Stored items
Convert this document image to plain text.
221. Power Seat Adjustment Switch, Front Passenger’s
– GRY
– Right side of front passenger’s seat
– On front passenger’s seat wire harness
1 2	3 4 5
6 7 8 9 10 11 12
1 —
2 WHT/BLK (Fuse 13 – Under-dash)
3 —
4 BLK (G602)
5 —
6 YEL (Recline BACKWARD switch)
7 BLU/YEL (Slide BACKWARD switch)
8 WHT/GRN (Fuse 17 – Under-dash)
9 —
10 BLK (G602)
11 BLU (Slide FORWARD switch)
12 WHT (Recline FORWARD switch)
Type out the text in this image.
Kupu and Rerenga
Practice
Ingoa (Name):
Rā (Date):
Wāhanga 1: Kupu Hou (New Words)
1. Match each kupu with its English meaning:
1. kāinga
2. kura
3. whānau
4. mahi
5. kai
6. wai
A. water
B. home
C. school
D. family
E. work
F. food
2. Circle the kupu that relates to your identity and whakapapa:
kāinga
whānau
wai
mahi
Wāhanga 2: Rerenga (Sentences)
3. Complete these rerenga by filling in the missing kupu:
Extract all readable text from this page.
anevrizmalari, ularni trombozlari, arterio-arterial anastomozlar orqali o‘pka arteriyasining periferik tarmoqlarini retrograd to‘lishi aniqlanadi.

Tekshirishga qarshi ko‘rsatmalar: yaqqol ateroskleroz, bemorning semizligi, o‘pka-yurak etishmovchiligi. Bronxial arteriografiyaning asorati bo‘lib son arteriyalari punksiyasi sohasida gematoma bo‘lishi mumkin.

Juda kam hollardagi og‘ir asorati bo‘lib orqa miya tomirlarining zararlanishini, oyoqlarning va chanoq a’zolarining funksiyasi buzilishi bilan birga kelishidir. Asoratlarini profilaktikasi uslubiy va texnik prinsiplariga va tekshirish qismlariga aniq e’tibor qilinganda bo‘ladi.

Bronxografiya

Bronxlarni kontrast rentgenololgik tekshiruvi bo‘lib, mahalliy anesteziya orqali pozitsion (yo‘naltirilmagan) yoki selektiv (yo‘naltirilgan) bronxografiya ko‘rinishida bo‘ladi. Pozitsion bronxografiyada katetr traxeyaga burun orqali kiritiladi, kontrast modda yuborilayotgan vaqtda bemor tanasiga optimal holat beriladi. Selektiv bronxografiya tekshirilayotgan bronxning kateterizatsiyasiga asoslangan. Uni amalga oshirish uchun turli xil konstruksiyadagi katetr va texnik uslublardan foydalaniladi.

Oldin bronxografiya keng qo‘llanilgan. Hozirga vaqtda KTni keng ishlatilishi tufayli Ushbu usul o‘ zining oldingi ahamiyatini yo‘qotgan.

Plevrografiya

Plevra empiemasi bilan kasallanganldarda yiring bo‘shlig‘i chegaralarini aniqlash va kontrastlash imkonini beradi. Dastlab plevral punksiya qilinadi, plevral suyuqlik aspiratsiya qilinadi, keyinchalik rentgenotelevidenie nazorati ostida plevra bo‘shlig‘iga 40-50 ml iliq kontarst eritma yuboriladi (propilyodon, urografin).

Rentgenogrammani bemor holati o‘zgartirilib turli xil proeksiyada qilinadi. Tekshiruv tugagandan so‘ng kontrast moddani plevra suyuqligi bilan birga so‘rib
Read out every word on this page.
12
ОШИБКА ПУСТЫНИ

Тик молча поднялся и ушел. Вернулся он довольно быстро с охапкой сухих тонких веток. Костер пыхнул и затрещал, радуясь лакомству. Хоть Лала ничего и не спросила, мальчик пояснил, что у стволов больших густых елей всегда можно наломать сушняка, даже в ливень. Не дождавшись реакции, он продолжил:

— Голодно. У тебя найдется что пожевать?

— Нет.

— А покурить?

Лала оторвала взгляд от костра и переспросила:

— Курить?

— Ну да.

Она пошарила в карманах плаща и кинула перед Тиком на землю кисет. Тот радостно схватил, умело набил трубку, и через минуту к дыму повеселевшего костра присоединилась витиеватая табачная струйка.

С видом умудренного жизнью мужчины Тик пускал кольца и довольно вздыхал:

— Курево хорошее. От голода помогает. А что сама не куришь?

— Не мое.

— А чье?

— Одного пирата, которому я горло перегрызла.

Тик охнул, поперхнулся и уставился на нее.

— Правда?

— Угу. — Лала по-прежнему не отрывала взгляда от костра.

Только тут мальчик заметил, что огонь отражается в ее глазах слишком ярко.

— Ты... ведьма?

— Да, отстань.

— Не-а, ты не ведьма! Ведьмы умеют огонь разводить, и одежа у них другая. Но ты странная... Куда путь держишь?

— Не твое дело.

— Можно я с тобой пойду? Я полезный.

## Exercise
Return the listing above in full, character for character.

## Result of this task
Convert this document image to plain text.
221. Power Seat Adjustment Switch, Front Passenger’s
– GRY
– Right side of front passenger’s seat
– On front passenger’s seat wire harness
1 2	3 4 5
6 7 8 9 10 11 12
1 —
2 WHT/BLK (Fuse 13 – Under-dash)
3 —
4 BLK (G602)
5 —
6 YEL (Recline BACKWARD switch)
7 BLU/YEL (Slide BACKWARD switch)
8 WHT/GRN (Fuse 17 – Under-dash)
9 —
10 BLK (G602)
11 BLU (Slide FORWARD switch)
12 WHT (Recline FORWARD switch)
Type out the text in this image.
Kupu and Rerenga
Practice
Ingoa (Name):
Rā (Date):
Wāhanga 1: Kupu Hou (New Words)
1. Match each kupu with its English meaning:
1. kāinga
2. kura
3. whānau
4. mahi
5. kai
6. wai
A. water
B. home
C. school
D. family
E. work
F. food
2. Circle the kupu that relates to your identity and whakapapa:
kāinga
whānau
wai
mahi
Wāhanga 2: Rerenga (Sentences)
3. Complete these rerenga by filling in the missing kupu:
Extract all readable text from this page.
anevrizmalari, ularni trombozlari, arterio-arterial anastomozlar orqali o‘pka arteriyasining periferik tarmoqlarini retrograd to‘lishi aniqlanadi.

Tekshirishga qarshi ko‘rsatmalar: yaqqol ateroskleroz, bemorning semizligi, o‘pka-yurak etishmovchiligi. Bronxial arteriografiyaning asorati bo‘lib son arteriyalari punksiyasi sohasida gematoma bo‘lishi mumkin.

Juda kam hollardagi og‘ir asorati bo‘lib orqa miya tomirlarining zararlanishini, oyoqlarning va chanoq a’zolarining funksiyasi buzilishi bilan birga kelishidir. Asoratlarini profilaktikasi uslubiy va texnik prinsiplariga va tekshirish qismlariga aniq e’tibor qilinganda bo‘ladi.

Bronxografiya

Bronxlarni kontrast rentgenololgik tekshiruvi bo‘lib, mahalliy anesteziya orqali pozitsion (yo‘naltirilmagan) yoki selektiv (yo‘naltirilgan) bronxografiya ko‘rinishida bo‘ladi. Pozitsion bronxografiyada katetr traxeyaga burun orqali kiritiladi, kontrast modda yuborilayotgan vaqtda bemor tanasiga optimal holat beriladi. Selektiv bronxografiya tekshirilayotgan bronxning kateterizatsiyasiga asoslangan. Uni amalga oshirish uchun turli xil konstruksiyadagi katetr va texnik uslublardan foydalaniladi.

Oldin bronxografiya keng qo‘llanilgan. Hozirga vaqtda KTni keng ishlatilishi tufayli Ushbu usul o‘ zining oldingi ahamiyatini yo‘qotgan.

Plevrografiya

Plevra empiemasi bilan kasallanganldarda yiring bo‘shlig‘i chegaralarini aniqlash va kontrastlash imkonini beradi. Dastlab plevral punksiya qilinadi, plevral suyuqlik aspiratsiya qilinadi, keyinchalik rentgenotelevidenie nazorati ostida plevra bo‘shlig‘iga 40-50 ml iliq kontarst eritma yuboriladi (propilyodon, urografin).

Rentgenogrammani bemor holati o‘zgartirilib turli xil proeksiyada qilinadi. Tekshiruv tugagandan so‘ng kontrast moddani plevra suyuqligi bilan birga so‘rib
Read out every word on this page.
12
ОШИБКА ПУСТЫНИ

Тик молча поднялся и ушел. Вернулся он довольно быстро с охапкой сухих тонких веток. Костер пыхнул и затрещал, радуясь лакомству. Хоть Лала ничего и не спросила, мальчик пояснил, что у стволов больших густых елей всегда можно наломать сушняка, даже в ливень. Не дождавшись реакции, он продолжил:

— Голодно. У тебя найдется что пожевать?

— Нет.

— А покурить?

Лала оторвала взгляд от костра и переспросила:

— Курить?

— Ну да.

Она пошарила в карманах плаща и кинула перед Тиком на землю кисет. Тот радостно схватил, умело набил трубку, и через минуту к дыму повеселевшего костра присоединилась витиеватая табачная струйка.

С видом умудренного жизнью мужчины Тик пускал кольца и довольно вздыхал:

— Курево хорошее. От голода помогает. А что сама не куришь?

— Не мое.

— А чье?

— Одного пирата, которому я горло перегрызла.

Тик охнул, поперхнулся и уставился на нее.

— Правда?

— Угу. — Лала по-прежнему не отрывала взгляда от костра.

Только тут мальчик заметил, что огонь отражается в ее глазах слишком ярко.

— Ты... ведьма?

— Да, отстань.

— Не-а, ты не ведьма! Ведьмы умеют огонь разводить, и одежа у них другая. Но ты странная... Куда путь держишь?

— Не твое дело.

— Можно я с тобой пойду? Я полезный.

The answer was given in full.